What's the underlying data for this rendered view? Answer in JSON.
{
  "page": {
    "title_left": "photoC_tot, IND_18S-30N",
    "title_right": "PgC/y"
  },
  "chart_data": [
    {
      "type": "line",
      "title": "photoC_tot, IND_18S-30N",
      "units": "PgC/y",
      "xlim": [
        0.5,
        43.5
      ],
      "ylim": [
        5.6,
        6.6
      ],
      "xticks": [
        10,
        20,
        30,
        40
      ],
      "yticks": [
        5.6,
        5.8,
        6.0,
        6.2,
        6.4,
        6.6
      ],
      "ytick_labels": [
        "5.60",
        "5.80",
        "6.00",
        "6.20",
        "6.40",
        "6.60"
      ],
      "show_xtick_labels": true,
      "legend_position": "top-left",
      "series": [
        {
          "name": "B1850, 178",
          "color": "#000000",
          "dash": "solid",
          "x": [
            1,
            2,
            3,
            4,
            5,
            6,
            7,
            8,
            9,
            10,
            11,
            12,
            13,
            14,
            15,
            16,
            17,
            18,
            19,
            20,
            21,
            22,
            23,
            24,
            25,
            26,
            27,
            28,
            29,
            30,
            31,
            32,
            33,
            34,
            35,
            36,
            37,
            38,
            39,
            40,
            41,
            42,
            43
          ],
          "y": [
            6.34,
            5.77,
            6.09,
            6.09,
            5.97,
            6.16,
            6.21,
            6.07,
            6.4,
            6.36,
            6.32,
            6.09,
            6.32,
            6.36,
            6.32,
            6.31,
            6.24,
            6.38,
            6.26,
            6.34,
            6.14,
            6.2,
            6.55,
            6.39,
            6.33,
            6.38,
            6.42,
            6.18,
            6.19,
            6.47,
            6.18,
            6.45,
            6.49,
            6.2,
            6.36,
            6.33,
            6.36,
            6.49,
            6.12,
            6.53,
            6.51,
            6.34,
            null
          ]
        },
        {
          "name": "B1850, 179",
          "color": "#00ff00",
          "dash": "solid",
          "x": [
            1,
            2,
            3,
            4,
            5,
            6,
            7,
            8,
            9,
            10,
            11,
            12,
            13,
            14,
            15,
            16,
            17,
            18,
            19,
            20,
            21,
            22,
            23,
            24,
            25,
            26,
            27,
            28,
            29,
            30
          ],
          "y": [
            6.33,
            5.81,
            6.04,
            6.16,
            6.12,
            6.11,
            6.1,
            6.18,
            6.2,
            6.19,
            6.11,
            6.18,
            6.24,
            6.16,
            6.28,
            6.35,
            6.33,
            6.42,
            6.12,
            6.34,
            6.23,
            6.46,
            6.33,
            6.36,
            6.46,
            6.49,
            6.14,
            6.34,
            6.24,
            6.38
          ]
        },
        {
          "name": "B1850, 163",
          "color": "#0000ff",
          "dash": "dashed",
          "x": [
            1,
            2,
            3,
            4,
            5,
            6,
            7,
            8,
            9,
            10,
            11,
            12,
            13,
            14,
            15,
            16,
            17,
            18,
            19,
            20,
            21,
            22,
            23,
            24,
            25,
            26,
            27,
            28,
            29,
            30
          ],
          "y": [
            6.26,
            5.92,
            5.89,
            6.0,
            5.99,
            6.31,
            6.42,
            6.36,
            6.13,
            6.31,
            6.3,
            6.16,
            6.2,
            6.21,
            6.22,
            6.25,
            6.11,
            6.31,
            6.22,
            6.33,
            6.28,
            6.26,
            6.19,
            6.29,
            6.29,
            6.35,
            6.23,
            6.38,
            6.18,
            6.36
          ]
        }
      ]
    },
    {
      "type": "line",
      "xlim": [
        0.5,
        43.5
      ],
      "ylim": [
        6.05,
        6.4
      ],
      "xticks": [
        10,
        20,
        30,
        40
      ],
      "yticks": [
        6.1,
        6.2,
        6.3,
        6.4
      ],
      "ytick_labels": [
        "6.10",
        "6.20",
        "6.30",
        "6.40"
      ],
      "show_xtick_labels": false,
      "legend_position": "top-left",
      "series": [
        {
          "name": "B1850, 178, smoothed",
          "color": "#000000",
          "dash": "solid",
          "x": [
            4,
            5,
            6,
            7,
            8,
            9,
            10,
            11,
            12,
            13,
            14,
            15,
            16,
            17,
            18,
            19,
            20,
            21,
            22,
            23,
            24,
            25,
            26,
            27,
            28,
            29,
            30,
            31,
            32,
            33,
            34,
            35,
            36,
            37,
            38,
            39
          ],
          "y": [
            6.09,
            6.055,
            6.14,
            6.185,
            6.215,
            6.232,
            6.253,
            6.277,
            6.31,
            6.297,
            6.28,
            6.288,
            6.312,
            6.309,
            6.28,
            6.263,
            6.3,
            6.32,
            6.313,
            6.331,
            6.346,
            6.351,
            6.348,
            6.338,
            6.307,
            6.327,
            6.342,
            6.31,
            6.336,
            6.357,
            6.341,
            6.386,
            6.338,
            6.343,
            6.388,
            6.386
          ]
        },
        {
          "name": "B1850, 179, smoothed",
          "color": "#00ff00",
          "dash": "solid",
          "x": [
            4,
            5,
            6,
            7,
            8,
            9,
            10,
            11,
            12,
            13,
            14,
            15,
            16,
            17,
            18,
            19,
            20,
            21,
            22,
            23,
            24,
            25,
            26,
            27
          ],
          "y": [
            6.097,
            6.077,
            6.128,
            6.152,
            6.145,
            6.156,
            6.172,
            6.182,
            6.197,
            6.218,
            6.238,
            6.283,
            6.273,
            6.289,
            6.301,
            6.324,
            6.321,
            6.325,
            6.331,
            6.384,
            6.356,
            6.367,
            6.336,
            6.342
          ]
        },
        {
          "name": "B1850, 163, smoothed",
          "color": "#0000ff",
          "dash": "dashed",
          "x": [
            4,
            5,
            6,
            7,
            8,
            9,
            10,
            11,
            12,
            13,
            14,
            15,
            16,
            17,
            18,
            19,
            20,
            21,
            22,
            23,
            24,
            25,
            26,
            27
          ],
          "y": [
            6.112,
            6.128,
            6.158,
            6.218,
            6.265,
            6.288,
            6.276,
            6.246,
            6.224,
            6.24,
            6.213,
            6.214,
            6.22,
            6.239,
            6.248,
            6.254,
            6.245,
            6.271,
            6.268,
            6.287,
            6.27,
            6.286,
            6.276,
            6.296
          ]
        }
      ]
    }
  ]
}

## TO BE DONE
Output an exact copy of each record.

## RESPONSE FOR THIS EXERCISE
What's the underlying data for this rendered view? Answer in JSON.
{
  "page": {
    "title_left": "photoC_tot, IND_18S-30N",
    "title_right": "PgC/y"
  },
  "chart_data": [
    {
      "type": "line",
      "title": "photoC_tot, IND_18S-30N",
      "units": "PgC/y",
      "xlim": [
        0.5,
        43.5
      ],
      "ylim": [
        5.6,
        6.6
      ],
      "xticks": [
        10,
        20,
        30,
        40
      ],
      "yticks": [
        5.6,
        5.8,
        6.0,
        6.2,
        6.4,
        6.6
      ],
      "ytick_labels": [
        "5.60",
        "5.80",
        "6.00",
        "6.20",
        "6.40",
        "6.60"
      ],
      "show_xtick_labels": true,
      "legend_position": "top-left",
      "series": [
        {
          "name": "B1850, 178",
          "color": "#000000",
          "dash": "solid",
          "x": [
            1,
            2,
            3,
            4,
            5,
            6,
            7,
            8,
            9,
            10,
            11,
            12,
            13,
            14,
            15,
            16,
            17,
            18,
            19,
            20,
            21,
            22,
            23,
            24,
            25,
            26,
            27,
            28,
            29,
            30,
            31,
            32,
            33,
            34,
            35,
            36,
            37,
            38,
            39,
            40,
            41,
            42,
            43
          ],
          "y": [
            6.34,
            5.77,
            6.09,
            6.09,
            5.97,
            6.16,
            6.21,
            6.07,
            6.4,
            6.36,
            6.32,
            6.09,
            6.32,
            6.36,
            6.32,
            6.31,
            6.24,
            6.38,
            6.26,
            6.34,
            6.14,
            6.2,
            6.55,
            6.39,
            6.33,
            6.38,
            6.42,
            6.18,
            6.19,
            6.47,
            6.18,
            6.45,
            6.49,
            6.2,
            6.36,
            6.33,
            6.36,
            6.49,
            6.12,
            6.53,
            6.51,
            6.34,
            null
          ]
        },
        {
          "name": "B1850, 179",
          "color": "#00ff00",
          "dash": "solid",
          "x": [
            1,
            2,
            3,
            4,
            5,
            6,
            7,
            8,
            9,
            10,
            11,
            12,
            13,
            14,
            15,
            16,
            17,
            18,
            19,
            20,
            21,
            22,
            23,
            24,
            25,
            26,
            27,
            28,
            29,
            30
          ],
          "y": [
            6.33,
            5.81,
            6.04,
            6.16,
            6.12,
            6.11,
            6.1,
            6.18,
            6.2,
            6.19,
            6.11,
            6.18,
            6.24,
            6.16,
            6.28,
            6.35,
            6.33,
            6.42,
            6.12,
            6.34,
            6.23,
            6.46,
            6.33,
            6.36,
            6.46,
            6.49,
            6.14,
            6.34,
            6.24,
            6.38
          ]
        },
        {
          "name": "B1850, 163",
          "color": "#0000ff",
          "dash": "dashed",
          "x": [
            1,
            2,
            3,
            4,
            5,
            6,
            7,
            8,
            9,
            10,
            11,
            12,
            13,
            14,
            15,
            16,
            17,
            18,
            19,
            20,
            21,
            22,
            23,
            24,
            25,
            26,
            27,
            28,
            29,
            30
          ],
          "y": [
            6.26,
            5.92,
            5.89,
            6.0,
            5.99,
            6.31,
            6.42,
            6.36,
            6.13,
            6.31,
            6.3,
            6.16,
            6.2,
            6.21,
            6.22,
            6.25,
            6.11,
            6.31,
            6.22,
            6.33,
            6.28,
            6.26,
            6.19,
            6.29,
            6.29,
            6.35,
            6.23,
            6.38,
            6.18,
            6.36
          ]
        }
      ]
    },
    {
      "type": "line",
      "xlim": [
        0.5,
        43.5
      ],
      "ylim": [
        6.05,
        6.4
      ],
      "xticks": [
        10,
        20,
        30,
        40
      ],
      "yticks": [
        6.1,
        6.2,
        6.3,
        6.4
      ],
      "ytick_labels": [
        "6.10",
        "6.20",
        "6.30",
        "6.40"
      ],
      "show_xtick_labels": false,
      "legend_position": "top-left",
      "series": [
        {
          "name": "B1850, 178, smoothed",
          "color": "#000000",
          "dash": "solid",
          "x": [
            4,
            5,
            6,
            7,
            8,
            9,
            10,
            11,
            12,
            13,
            14,
            15,
            16,
            17,
            18,
            19,
            20,
            21,
            22,
            23,
            24,
            25,
            26,
            27,
            28,
            29,
            30,
            31,
            32,
            33,
            34,
            35,
            36,
            37,
            38,
            39
          ],
          "y": [
            6.09,
            6.055,
            6.14,
            6.185,
            6.215,
            6.232,
            6.253,
            6.277,
            6.31,
            6.297,
            6.28,
            6.288,
            6.312,
            6.309,
            6.28,
            6.263,
            6.3,
            6.32,
            6.313,
            6.331,
            6.346,
            6.351,
            6.348,
            6.338,
            6.307,
            6.327,
            6.342,
            6.31,
            6.336,
            6.357,
            6.341,
            6.386,
            6.338,
            6.343,
            6.388,
            6.386
          ]
        },
        {
          "name": "B1850, 179, smoothed",
          "color": "#00ff00",
          "dash": "solid",
          "x": [
            4,
            5,
            6,
            7,
            8,
            9,
            10,
            11,
            12,
            13,
            14,
            15,
            16,
            17,
            18,
            19,
            20,
            21,
            22,
            23,
            24,
            25,
            26,
            27
          ],
          "y": [
            6.097,
            6.077,
            6.128,
            6.152,
            6.145,
            6.156,
            6.172,
            6.182,
            6.197,
            6.218,
            6.238,
            6.283,
            6.273,
            6.289,
            6.301,
            6.324,
            6.321,
            6.325,
            6.331,
            6.384,
            6.356,
            6.367,
            6.336,
            6.342
          ]
        },
        {
          "name": "B1850, 163, smoothed",
          "color": "#0000ff",
          "dash": "dashed",
          "x": [
            4,
            5,
            6,
            7,
            8,
            9,
            10,
            11,
            12,
            13,
            14,
            15,
            16,
            17,
            18,
            19,
            20,
            21,
            22,
            23,
            24,
            25,
            26,
            27
          ],
          "y": [
            6.112,
            6.128,
            6.158,
            6.218,
            6.265,
            6.288,
            6.276,
            6.246,
            6.224,
            6.24,
            6.213,
            6.214,
            6.22,
            6.239,
            6.248,
            6.254,
            6.245,
            6.271,
            6.268,
            6.287,
            6.27,
            6.286,
            6.276,
            6.296
          ]
        }
      ]
    }
  ]
}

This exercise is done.